— START OF MATERIALS PROVIDED —

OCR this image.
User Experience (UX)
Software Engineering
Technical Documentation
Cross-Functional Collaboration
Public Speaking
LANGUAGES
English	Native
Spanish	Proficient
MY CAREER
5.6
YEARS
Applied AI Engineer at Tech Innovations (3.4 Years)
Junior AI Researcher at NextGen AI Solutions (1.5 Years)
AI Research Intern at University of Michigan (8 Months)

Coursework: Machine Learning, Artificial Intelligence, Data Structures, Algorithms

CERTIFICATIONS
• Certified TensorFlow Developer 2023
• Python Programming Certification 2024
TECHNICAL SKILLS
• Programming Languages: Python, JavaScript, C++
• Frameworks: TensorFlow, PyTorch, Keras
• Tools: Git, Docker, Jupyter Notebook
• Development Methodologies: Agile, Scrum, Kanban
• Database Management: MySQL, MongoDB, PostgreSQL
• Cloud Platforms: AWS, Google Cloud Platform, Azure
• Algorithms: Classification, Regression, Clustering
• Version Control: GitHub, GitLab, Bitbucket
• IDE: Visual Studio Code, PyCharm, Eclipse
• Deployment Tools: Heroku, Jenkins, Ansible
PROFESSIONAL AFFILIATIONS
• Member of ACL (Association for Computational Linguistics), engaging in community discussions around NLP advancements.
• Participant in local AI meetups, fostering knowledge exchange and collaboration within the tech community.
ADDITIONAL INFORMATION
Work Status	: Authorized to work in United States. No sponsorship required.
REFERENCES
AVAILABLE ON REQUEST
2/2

— END OF MATERIALS PROVIDED —

## [AIM OF THE TASK]
Go through the entries and repeat each one exactly.

## [SOLUTION TO THE PROBLEM]
OCR this image.
User Experience (UX)
Software Engineering
Technical Documentation
Cross-Functional Collaboration
Public Speaking
LANGUAGES
English	Native
Spanish	Proficient
MY CAREER
5.6
YEARS
Applied AI Engineer at Tech Innovations (3.4 Years)
Junior AI Researcher at NextGen AI Solutions (1.5 Years)
AI Research Intern at University of Michigan (8 Months)

Coursework: Machine Learning, Artificial Intelligence, Data Structures, Algorithms

CERTIFICATIONS
• Certified TensorFlow Developer 2023
• Python Programming Certification 2024
TECHNICAL SKILLS
• Programming Languages: Python, JavaScript, C++
• Frameworks: TensorFlow, PyTorch, Keras
• Tools: Git, Docker, Jupyter Notebook
• Development Methodologies: Agile, Scrum, Kanban
• Database Management: MySQL, MongoDB, PostgreSQL
• Cloud Platforms: AWS, Google Cloud Platform, Azure
• Algorithms: Classification, Regression, Clustering
• Version Control: GitHub, GitLab, Bitbucket
• IDE: Visual Studio Code, PyCharm, Eclipse
• Deployment Tools: Heroku, Jenkins, Ansible
PROFESSIONAL AFFILIATIONS
• Member of ACL (Association for Computational Linguistics), engaging in community discussions around NLP advancements.
• Participant in local AI meetups, fostering knowledge exchange and collaboration within the tech community.
ADDITIONAL INFORMATION
Work Status	: Authorized to work in United States. No sponsorship required.
REFERENCES
AVAILABLE ON REQUEST
2/2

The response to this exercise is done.